## Instructions to follow
For the entries below, how many lines include the word "image"? Give the figure and nothing more.

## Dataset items
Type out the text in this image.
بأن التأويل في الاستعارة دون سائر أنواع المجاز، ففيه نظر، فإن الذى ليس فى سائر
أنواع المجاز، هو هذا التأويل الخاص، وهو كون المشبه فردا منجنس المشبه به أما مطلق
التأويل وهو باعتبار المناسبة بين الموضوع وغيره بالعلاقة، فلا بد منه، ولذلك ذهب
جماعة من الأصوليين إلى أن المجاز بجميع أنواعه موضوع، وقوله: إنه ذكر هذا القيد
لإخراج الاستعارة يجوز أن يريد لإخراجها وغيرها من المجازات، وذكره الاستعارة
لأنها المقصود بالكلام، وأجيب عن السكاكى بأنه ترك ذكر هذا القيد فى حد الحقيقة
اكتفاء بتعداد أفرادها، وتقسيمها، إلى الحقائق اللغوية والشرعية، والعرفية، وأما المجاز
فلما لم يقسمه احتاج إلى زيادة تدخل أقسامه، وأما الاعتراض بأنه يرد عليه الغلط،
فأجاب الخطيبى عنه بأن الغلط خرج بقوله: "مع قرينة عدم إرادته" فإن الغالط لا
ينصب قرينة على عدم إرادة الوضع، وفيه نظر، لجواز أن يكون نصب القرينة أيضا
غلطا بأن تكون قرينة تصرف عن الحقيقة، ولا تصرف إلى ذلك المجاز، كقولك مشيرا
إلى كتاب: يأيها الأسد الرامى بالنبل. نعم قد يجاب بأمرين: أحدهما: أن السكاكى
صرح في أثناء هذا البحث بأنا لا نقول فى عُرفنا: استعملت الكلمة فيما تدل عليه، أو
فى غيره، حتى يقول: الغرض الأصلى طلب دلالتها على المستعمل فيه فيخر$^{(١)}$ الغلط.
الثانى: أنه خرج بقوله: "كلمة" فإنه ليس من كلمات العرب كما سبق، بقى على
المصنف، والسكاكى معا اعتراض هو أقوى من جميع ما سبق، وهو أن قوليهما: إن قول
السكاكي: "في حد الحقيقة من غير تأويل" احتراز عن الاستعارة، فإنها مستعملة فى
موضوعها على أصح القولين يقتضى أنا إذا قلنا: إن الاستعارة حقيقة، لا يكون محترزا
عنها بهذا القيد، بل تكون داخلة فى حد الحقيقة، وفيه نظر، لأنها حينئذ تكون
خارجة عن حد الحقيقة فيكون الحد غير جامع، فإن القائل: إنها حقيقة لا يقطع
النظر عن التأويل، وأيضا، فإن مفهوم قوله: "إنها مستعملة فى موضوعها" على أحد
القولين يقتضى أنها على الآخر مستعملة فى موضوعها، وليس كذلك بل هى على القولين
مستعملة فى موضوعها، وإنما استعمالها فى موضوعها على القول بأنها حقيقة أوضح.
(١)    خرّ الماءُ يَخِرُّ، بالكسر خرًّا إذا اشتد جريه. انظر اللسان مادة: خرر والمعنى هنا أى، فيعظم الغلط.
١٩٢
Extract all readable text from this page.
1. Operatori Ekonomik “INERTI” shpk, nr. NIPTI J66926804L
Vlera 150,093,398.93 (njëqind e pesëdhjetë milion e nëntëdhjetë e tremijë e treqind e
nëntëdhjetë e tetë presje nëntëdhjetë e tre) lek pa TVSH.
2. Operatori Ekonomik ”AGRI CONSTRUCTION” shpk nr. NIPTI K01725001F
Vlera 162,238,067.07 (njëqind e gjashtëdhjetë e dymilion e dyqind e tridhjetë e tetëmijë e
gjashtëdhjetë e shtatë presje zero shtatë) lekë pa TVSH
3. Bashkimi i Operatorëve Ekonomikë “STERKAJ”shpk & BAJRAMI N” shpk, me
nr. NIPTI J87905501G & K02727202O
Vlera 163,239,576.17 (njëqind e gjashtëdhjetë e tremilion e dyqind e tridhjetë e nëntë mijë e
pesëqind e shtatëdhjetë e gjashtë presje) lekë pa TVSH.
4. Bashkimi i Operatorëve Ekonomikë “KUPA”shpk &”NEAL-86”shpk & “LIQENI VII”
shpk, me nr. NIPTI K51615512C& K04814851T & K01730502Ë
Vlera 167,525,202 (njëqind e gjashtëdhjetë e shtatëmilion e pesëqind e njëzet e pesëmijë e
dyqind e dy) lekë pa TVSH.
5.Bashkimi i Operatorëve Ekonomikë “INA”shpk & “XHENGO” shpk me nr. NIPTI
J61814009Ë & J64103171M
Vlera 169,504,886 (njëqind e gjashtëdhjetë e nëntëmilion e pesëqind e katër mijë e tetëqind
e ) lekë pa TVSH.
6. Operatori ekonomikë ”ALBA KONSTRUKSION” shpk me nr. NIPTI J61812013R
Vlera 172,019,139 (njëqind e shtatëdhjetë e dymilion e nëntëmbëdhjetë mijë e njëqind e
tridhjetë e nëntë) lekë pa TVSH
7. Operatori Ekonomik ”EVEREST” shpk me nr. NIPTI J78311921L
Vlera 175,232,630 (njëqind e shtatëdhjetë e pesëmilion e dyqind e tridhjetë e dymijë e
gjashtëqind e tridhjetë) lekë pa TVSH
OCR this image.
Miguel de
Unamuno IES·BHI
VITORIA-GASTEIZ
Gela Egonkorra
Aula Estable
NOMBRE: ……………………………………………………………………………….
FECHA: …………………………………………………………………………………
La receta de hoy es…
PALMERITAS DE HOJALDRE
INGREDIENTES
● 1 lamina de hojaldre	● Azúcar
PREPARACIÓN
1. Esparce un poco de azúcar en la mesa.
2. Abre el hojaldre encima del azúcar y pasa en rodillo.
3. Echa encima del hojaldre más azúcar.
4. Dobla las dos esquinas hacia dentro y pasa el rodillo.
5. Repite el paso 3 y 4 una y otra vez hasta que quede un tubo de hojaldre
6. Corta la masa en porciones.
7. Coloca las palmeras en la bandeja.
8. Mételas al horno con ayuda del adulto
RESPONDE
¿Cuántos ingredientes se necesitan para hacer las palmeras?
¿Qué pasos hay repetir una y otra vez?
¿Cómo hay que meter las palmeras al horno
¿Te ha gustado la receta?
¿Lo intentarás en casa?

## Solution to the problem
2